## Data excerpts
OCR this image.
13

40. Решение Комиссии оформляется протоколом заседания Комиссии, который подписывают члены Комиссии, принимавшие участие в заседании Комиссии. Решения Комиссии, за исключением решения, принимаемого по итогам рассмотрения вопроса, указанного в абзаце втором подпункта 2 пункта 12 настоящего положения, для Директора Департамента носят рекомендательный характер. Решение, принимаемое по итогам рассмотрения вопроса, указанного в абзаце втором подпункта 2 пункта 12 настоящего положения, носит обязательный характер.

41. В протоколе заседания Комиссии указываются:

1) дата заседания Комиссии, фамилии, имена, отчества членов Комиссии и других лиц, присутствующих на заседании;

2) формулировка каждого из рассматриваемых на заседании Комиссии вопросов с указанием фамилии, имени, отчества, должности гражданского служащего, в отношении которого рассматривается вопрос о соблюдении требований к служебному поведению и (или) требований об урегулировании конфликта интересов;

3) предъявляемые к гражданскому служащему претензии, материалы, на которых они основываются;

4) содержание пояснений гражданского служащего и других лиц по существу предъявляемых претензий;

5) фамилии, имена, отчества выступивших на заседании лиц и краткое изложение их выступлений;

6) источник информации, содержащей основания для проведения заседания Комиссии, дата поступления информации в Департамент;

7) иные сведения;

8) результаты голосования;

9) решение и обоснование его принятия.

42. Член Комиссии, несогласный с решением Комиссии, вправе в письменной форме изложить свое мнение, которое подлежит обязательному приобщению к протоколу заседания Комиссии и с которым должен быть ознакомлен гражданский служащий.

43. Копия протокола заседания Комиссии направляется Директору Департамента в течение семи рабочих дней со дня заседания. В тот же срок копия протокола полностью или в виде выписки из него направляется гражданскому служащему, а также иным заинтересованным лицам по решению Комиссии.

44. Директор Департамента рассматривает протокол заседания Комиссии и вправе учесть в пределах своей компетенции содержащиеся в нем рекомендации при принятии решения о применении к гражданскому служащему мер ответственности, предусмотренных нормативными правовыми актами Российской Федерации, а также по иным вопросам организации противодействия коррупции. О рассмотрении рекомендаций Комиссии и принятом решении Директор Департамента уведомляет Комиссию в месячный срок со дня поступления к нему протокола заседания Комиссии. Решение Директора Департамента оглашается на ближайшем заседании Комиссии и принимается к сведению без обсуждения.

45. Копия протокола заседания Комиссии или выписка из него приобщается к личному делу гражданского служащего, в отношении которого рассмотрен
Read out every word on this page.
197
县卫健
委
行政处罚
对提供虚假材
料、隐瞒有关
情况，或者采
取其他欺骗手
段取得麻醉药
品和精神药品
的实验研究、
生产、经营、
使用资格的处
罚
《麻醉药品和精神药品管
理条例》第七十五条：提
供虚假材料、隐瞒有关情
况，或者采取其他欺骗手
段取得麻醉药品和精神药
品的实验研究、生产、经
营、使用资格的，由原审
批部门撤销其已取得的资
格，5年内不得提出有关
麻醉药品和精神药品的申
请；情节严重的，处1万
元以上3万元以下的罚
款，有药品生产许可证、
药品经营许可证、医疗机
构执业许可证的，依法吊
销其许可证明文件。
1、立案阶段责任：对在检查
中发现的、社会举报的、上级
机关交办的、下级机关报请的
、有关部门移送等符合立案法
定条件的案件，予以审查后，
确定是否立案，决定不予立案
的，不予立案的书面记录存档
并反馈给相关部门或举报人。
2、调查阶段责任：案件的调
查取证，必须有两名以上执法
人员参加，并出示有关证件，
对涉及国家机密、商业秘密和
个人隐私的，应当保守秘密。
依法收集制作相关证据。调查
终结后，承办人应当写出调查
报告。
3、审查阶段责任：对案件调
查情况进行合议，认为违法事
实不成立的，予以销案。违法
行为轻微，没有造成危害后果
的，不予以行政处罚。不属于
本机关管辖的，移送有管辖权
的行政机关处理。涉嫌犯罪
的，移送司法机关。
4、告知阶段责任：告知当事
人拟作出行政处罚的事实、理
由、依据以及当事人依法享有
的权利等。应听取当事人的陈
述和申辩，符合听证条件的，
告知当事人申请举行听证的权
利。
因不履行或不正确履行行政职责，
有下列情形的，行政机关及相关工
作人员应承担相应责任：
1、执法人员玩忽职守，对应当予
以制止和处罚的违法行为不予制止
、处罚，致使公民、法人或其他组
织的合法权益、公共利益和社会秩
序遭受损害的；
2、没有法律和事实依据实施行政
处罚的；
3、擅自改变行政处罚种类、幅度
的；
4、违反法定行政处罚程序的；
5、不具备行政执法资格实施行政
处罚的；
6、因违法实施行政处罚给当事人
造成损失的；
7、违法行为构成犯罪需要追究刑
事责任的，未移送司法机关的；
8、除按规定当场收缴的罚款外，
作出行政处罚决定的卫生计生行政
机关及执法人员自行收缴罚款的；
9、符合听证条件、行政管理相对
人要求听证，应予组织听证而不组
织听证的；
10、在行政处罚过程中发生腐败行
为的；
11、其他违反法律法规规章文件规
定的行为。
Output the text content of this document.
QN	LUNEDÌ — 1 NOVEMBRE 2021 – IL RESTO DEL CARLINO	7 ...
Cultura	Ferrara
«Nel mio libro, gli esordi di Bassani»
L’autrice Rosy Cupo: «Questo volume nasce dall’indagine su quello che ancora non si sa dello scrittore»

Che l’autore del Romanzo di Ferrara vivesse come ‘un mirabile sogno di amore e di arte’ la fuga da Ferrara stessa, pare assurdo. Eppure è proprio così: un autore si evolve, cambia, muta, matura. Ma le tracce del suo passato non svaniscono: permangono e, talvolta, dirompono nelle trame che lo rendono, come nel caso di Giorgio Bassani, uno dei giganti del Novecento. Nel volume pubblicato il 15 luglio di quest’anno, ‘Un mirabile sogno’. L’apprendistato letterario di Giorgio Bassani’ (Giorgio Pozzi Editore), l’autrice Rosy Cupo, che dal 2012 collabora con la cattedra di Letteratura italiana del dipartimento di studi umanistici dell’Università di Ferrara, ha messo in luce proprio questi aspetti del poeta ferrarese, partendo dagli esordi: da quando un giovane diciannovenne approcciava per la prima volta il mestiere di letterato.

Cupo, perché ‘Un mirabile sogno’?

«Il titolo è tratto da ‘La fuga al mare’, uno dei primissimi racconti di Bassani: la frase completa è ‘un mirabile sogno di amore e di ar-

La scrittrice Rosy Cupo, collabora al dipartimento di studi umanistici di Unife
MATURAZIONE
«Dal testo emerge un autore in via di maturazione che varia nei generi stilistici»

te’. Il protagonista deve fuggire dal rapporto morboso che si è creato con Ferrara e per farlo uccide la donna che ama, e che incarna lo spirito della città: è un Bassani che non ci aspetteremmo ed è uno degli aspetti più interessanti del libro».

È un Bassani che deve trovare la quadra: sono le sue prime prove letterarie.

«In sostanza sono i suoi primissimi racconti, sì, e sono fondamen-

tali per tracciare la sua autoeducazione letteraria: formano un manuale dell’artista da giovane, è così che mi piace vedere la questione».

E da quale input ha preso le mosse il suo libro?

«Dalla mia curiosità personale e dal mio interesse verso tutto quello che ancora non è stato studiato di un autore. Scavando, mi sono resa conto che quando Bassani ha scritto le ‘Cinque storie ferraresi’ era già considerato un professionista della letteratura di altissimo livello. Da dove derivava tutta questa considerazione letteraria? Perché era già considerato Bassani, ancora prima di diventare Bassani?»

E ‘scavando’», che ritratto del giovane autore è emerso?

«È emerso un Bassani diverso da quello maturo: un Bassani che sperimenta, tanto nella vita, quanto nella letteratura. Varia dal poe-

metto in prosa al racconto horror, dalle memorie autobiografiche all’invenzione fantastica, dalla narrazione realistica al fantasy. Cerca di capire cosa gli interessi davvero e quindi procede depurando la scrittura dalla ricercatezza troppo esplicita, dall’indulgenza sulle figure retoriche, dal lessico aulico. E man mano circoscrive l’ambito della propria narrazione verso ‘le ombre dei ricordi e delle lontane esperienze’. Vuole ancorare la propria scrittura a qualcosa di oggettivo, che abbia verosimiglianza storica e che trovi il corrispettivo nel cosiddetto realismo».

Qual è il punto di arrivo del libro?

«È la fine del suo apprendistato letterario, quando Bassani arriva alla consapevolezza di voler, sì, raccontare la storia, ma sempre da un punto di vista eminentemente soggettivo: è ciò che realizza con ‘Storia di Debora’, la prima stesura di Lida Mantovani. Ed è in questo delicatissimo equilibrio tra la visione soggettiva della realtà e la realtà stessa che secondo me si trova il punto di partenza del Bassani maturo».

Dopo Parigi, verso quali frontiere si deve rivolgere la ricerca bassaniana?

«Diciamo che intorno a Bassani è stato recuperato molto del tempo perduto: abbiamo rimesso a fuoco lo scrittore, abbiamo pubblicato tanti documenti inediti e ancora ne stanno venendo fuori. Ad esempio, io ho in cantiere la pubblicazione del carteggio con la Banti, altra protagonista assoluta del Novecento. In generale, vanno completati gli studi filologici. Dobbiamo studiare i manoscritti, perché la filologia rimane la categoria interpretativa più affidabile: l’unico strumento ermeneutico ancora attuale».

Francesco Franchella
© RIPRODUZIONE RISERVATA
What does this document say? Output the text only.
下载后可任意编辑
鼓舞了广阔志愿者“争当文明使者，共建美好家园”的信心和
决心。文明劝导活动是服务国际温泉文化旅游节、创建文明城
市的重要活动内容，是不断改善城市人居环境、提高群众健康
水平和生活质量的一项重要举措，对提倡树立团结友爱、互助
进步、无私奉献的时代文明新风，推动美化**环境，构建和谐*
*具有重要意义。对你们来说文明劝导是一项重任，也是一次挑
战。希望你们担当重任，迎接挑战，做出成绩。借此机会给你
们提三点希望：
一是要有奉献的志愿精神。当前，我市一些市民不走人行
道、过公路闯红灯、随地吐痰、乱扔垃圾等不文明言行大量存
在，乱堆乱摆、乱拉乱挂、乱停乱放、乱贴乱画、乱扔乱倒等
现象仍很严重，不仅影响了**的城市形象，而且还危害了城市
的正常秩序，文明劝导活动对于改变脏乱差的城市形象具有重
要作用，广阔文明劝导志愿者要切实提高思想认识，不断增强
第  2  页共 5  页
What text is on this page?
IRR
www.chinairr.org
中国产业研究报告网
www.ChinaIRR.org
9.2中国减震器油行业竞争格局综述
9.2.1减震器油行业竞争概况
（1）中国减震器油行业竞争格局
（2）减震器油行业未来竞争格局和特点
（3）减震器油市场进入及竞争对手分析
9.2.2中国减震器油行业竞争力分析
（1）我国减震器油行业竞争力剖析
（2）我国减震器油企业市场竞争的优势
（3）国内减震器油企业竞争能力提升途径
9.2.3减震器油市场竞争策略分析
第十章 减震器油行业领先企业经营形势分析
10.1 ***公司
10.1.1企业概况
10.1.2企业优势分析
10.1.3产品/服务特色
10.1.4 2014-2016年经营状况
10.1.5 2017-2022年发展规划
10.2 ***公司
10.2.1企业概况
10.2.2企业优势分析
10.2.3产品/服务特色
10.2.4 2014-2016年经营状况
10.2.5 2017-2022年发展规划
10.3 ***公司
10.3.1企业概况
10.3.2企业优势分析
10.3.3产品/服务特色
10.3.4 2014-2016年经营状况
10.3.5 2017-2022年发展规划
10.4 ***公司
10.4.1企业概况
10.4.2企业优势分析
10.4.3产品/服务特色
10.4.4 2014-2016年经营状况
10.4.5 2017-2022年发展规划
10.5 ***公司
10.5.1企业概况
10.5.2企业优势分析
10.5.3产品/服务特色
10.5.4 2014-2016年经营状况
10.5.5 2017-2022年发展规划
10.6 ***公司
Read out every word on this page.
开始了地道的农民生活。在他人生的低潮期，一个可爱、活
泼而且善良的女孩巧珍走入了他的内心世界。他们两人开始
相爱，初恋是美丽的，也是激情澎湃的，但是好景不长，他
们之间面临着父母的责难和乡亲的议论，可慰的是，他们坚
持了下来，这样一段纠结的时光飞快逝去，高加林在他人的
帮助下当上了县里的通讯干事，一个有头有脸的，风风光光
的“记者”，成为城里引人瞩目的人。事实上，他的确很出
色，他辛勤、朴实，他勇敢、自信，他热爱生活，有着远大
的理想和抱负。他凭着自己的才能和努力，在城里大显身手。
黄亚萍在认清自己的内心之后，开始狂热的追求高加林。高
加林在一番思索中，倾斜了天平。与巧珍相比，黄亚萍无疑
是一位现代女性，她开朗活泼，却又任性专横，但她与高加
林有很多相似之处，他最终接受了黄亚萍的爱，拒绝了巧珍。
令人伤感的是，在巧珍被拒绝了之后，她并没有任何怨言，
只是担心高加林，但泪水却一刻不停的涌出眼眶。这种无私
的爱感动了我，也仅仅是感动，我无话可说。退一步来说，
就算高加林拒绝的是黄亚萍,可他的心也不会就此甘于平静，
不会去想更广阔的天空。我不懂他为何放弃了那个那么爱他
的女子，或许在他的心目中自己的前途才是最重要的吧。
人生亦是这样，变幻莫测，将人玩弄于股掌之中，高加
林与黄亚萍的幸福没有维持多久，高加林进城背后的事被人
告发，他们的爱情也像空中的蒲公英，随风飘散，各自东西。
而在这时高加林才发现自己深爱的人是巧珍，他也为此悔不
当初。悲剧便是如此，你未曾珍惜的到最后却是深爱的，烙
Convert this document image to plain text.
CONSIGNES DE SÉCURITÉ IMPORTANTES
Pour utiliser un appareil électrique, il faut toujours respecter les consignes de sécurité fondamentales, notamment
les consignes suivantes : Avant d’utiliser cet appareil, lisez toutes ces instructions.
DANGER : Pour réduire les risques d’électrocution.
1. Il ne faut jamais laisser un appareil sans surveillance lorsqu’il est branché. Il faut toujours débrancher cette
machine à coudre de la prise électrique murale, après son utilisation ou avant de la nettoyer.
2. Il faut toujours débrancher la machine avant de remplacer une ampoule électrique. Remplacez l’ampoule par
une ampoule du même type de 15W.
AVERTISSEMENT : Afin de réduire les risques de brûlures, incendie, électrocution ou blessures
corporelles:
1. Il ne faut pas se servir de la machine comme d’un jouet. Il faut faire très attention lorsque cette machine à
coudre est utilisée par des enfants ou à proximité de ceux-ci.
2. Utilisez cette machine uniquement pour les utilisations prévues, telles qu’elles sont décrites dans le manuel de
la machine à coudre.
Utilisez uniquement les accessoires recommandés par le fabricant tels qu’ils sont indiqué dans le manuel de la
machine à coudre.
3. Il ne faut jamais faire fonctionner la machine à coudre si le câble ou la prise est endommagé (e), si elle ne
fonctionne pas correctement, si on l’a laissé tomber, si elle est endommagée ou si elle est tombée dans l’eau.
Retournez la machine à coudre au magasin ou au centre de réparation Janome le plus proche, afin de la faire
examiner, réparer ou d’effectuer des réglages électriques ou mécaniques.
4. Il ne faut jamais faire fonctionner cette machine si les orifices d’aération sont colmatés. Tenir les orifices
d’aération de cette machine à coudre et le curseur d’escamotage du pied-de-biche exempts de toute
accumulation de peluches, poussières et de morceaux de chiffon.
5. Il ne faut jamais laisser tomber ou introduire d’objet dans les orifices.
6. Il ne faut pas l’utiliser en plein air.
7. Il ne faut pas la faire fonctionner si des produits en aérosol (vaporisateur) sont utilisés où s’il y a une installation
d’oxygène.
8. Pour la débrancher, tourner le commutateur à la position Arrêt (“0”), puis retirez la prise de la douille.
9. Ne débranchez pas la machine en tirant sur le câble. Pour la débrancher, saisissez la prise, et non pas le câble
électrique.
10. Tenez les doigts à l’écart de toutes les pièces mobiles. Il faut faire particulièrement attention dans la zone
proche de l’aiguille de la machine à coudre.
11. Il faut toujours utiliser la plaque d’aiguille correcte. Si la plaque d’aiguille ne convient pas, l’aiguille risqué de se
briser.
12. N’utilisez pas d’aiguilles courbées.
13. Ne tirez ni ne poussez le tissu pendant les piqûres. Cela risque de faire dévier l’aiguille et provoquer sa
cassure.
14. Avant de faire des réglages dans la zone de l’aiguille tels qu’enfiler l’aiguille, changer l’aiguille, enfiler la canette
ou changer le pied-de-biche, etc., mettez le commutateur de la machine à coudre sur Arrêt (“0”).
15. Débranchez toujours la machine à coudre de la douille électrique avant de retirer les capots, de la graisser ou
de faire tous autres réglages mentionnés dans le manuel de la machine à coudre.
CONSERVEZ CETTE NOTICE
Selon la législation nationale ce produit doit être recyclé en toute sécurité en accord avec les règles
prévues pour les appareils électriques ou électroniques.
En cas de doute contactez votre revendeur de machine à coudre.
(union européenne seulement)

## Directions
Report how many lines in the records hold the word "câble", giving the number and nothing else.

## Problem solution
2